BEGIN Given records
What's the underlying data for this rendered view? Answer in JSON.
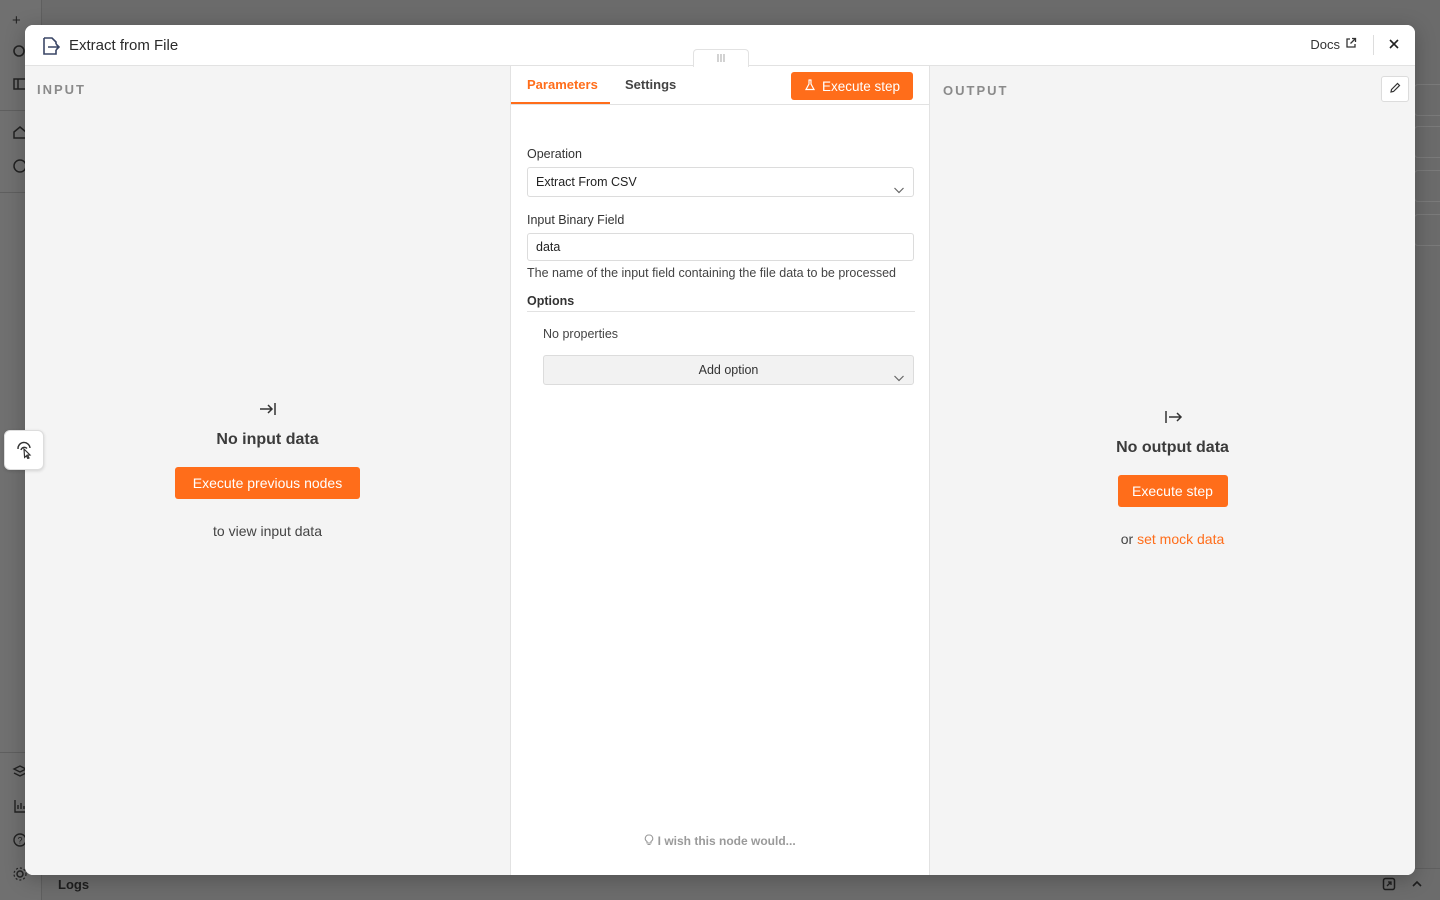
{
  "background": {
    "logs_label": "Logs"
  },
  "modal": {
    "title": "Extract from File",
    "docs_label": "Docs"
  },
  "input_panel": {
    "label": "INPUT",
    "empty_title": "No input data",
    "execute_button": "Execute previous nodes",
    "subtitle": "to view input data"
  },
  "params_panel": {
    "tabs": [
      {
        "label": "Parameters",
        "active": true
      },
      {
        "label": "Settings",
        "active": false
      }
    ],
    "execute_button": "Execute step",
    "operation_label": "Operation",
    "operation_value": "Extract From CSV",
    "binary_field_label": "Input Binary Field",
    "binary_field_value": "data",
    "binary_field_hint": "The name of the input field containing the file data to be processed",
    "options_label": "Options",
    "no_properties": "No properties",
    "add_option": "Add option",
    "wish_text": "I wish this node would..."
  },
  "output_panel": {
    "label": "OUTPUT",
    "empty_title": "No output data",
    "execute_button": "Execute step",
    "or_text": "or",
    "mock_link": "set mock data"
  },
  "colors": {
    "accent": "#ff6d1a",
    "panel_bg": "#f4f4f4",
    "overlay": "#6b6b6b"
  }
}
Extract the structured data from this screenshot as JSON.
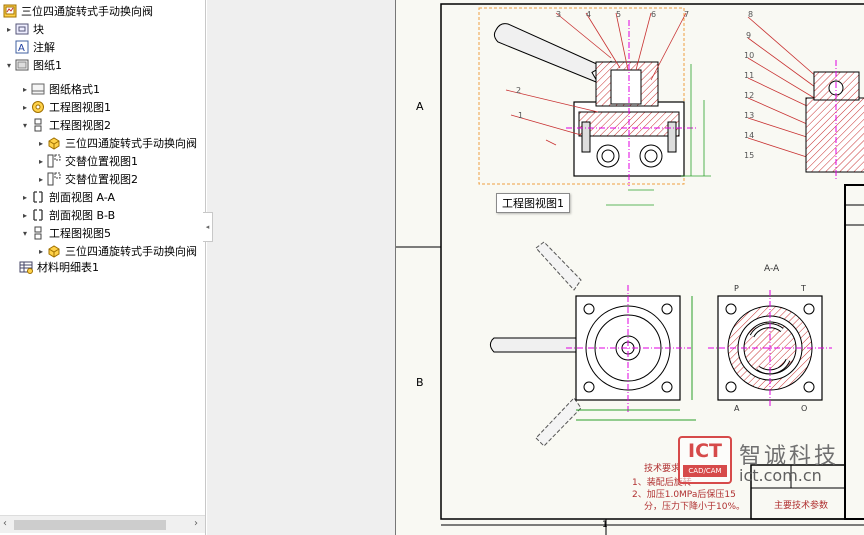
{
  "tree": {
    "root": "三位四通旋转式手动换向阀",
    "items": [
      {
        "label": "块"
      },
      {
        "label": "注解"
      },
      {
        "label": "图纸1"
      },
      {
        "label": "图纸格式1"
      },
      {
        "label": "工程图视图1"
      },
      {
        "label": "工程图视图2"
      },
      {
        "label": "三位四通旋转式手动换向阀"
      },
      {
        "label": "交替位置视图1"
      },
      {
        "label": "交替位置视图2"
      },
      {
        "label": "剖面视图 A-A"
      },
      {
        "label": "剖面视图 B-B"
      },
      {
        "label": "工程图视图5"
      },
      {
        "label": "三位四通旋转式手动换向阀"
      },
      {
        "label": "材料明细表1"
      }
    ]
  },
  "sheet": {
    "zone_a": "A",
    "zone_b": "B",
    "zone_1": "1",
    "view_tooltip": "工程图视图1",
    "section_label": "A-A",
    "balloons": [
      "1",
      "2",
      "3",
      "4",
      "5",
      "6",
      "7",
      "8",
      "9",
      "10",
      "11",
      "12",
      "13",
      "14",
      "15"
    ],
    "port_labels": {
      "p": "P",
      "t": "T",
      "a": "A",
      "o": "O"
    },
    "tech_notes": {
      "title": "技术要求",
      "line1": "1、装配后旋转",
      "line2": "2、加压1.0MPa后保压15",
      "line3": "分，压力下降小于10%。"
    },
    "param_title": "主要技术参数"
  },
  "watermark": {
    "logo_text": "ICT",
    "logo_sub": "CAD/CAM",
    "cn_text": "智诚科技",
    "url": "ict.com.cn"
  },
  "colors": {
    "sheet_bg": "#f9f9f3",
    "magenta": "#e000e0",
    "red": "#c83232",
    "green": "#2aa02a",
    "selection": "#f2a040"
  }
}
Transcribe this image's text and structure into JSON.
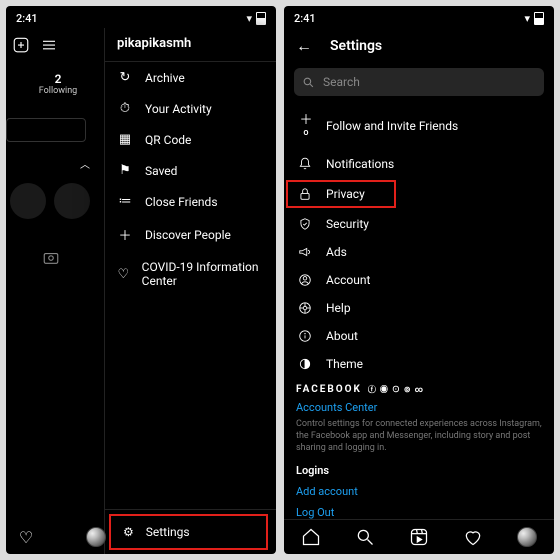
{
  "status": {
    "time": "2:41"
  },
  "left": {
    "username": "pikapikasmh",
    "stat": {
      "num": "2",
      "label": "Following"
    },
    "menu": [
      {
        "icon": "↻",
        "label": "Archive"
      },
      {
        "icon": "⏱",
        "label": "Your Activity"
      },
      {
        "icon": "▦",
        "label": "QR Code"
      },
      {
        "icon": "⚑",
        "label": "Saved"
      },
      {
        "icon": "≔",
        "label": "Close Friends"
      },
      {
        "icon": "＋",
        "label": "Discover People"
      },
      {
        "icon": "♡",
        "label": "COVID-19 Information Center"
      }
    ],
    "settings": {
      "icon": "⚙",
      "label": "Settings"
    }
  },
  "right": {
    "title": "Settings",
    "search_placeholder": "Search",
    "items": [
      {
        "icon": "＋",
        "label": "Follow and Invite Friends"
      },
      {
        "icon": "🔔",
        "label": "Notifications"
      },
      {
        "icon": "🔒",
        "label": "Privacy",
        "highlight": true
      },
      {
        "icon": "✓",
        "label": "Security"
      },
      {
        "icon": "📣",
        "label": "Ads"
      },
      {
        "icon": "◯",
        "label": "Account"
      },
      {
        "icon": "⊕",
        "label": "Help"
      },
      {
        "icon": "ⓘ",
        "label": "About"
      },
      {
        "icon": "◐",
        "label": "Theme"
      }
    ],
    "fb_brand": "FACEBOOK",
    "accounts_center": "Accounts Center",
    "desc": "Control settings for connected experiences across Instagram, the Facebook app and Messenger, including story and post sharing and logging in.",
    "logins_title": "Logins",
    "add_account": "Add account",
    "log_out": "Log Out"
  }
}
END Given records
▶ [Direction]:
Give back the entries verbatim. Do not include any picture.

▶ [Answer for the task]:
What's the underlying data for this rendered view? Answer in JSON.
{
  "background": {
    "logs_label": "Logs"
  },
  "modal": {
    "title": "Extract from File",
    "docs_label": "Docs"
  },
  "input_panel": {
    "label": "INPUT",
    "empty_title": "No input data",
    "execute_button": "Execute previous nodes",
    "subtitle": "to view input data"
  },
  "params_panel": {
    "tabs": [
      {
        "label": "Parameters",
        "active": true
      },
      {
        "label": "Settings",
        "active": false
      }
    ],
    "execute_button": "Execute step",
    "operation_label": "Operation",
    "operation_value": "Extract From CSV",
    "binary_field_label": "Input Binary Field",
    "binary_field_value": "data",
    "binary_field_hint": "The name of the input field containing the file data to be processed",
    "options_label": "Options",
    "no_properties": "No properties",
    "add_option": "Add option",
    "wish_text": "I wish this node would..."
  },
  "output_panel": {
    "label": "OUTPUT",
    "empty_title": "No output data",
    "execute_button": "Execute step",
    "or_text": "or",
    "mock_link": "set mock data"
  },
  "colors": {
    "accent": "#ff6d1a",
    "panel_bg": "#f4f4f4",
    "overlay": "#6b6b6b"
  }
}
Extract the structured data from this screenshot as JSON.
{
  "tree": {
    "root": "三位四通旋转式手动换向阀",
    "items": [
      {
        "label": "块"
      },
      {
        "label": "注解"
      },
      {
        "label": "图纸1"
      },
      {
        "label": "图纸格式1"
      },
      {
        "label": "工程图视图1"
      },
      {
        "label": "工程图视图2"
      },
      {
        "label": "三位四通旋转式手动换向阀"
      },
      {
        "label": "交替位置视图1"
      },
      {
        "label": "交替位置视图2"
      },
      {
        "label": "剖面视图 A-A"
      },
      {
        "label": "剖面视图 B-B"
      },
      {
        "label": "工程图视图5"
      },
      {
        "label": "三位四通旋转式手动换向阀"
      },
      {
        "label": "材料明细表1"
      }
    ]
  },
  "sheet": {
    "zone_a": "A",
    "zone_b": "B",
    "zone_1": "1",
    "view_tooltip": "工程图视图1",
    "section_label": "A-A",
    "balloons": [
      "1",
      "2",
      "3",
      "4",
      "5",
      "6",
      "7",
      "8",
      "9",
      "10",
      "11",
      "12",
      "13",
      "14",
      "15"
    ],
    "port_labels": {
      "p": "P",
      "t": "T",
      "a": "A",
      "o": "O"
    },
    "tech_notes": {
      "title": "技术要求",
      "line1": "1、装配后旋转",
      "line2": "2、加压1.0MPa后保压15",
      "line3": "分，压力下降小于10%。"
    },
    "param_title": "主要技术参数"
  },
  "watermark": {
    "logo_text": "ICT",
    "logo_sub": "CAD/CAM",
    "cn_text": "智诚科技",
    "url": "ict.com.cn"
  },
  "colors": {
    "sheet_bg": "#f9f9f3",
    "magenta": "#e000e0",
    "red": "#c83232",
    "green": "#2aa02a",
    "selection": "#f2a040"
  }
}
Transcribe this image's text and structure into JSON.
{
  "status": {
    "time": "2:41"
  },
  "left": {
    "username": "pikapikasmh",
    "stat": {
      "num": "2",
      "label": "Following"
    },
    "menu": [
      {
        "icon": "↻",
        "label": "Archive"
      },
      {
        "icon": "⏱",
        "label": "Your Activity"
      },
      {
        "icon": "▦",
        "label": "QR Code"
      },
      {
        "icon": "⚑",
        "label": "Saved"
      },
      {
        "icon": "≔",
        "label": "Close Friends"
      },
      {
        "icon": "＋",
        "label": "Discover People"
      },
      {
        "icon": "♡",
        "label": "COVID-19 Information Center"
      }
    ],
    "settings": {
      "icon": "⚙",
      "label": "Settings"
    }
  },
  "right": {
    "title": "Settings",
    "search_placeholder": "Search",
    "items": [
      {
        "icon": "＋",
        "label": "Follow and Invite Friends"
      },
      {
        "icon": "🔔",
        "label": "Notifications"
      },
      {
        "icon": "🔒",
        "label": "Privacy",
        "highlight": true
      },
      {
        "icon": "✓",
        "label": "Security"
      },
      {
        "icon": "📣",
        "label": "Ads"
      },
      {
        "icon": "◯",
        "label": "Account"
      },
      {
        "icon": "⊕",
        "label": "Help"
      },
      {
        "icon": "ⓘ",
        "label": "About"
      },
      {
        "icon": "◐",
        "label": "Theme"
      }
    ],
    "fb_brand": "FACEBOOK",
    "accounts_center": "Accounts Center",
    "desc": "Control settings for connected experiences across Instagram, the Facebook app and Messenger, including story and post sharing and logging in.",
    "logins_title": "Logins",
    "add_account": "Add account",
    "log_out": "Log Out"
  }
}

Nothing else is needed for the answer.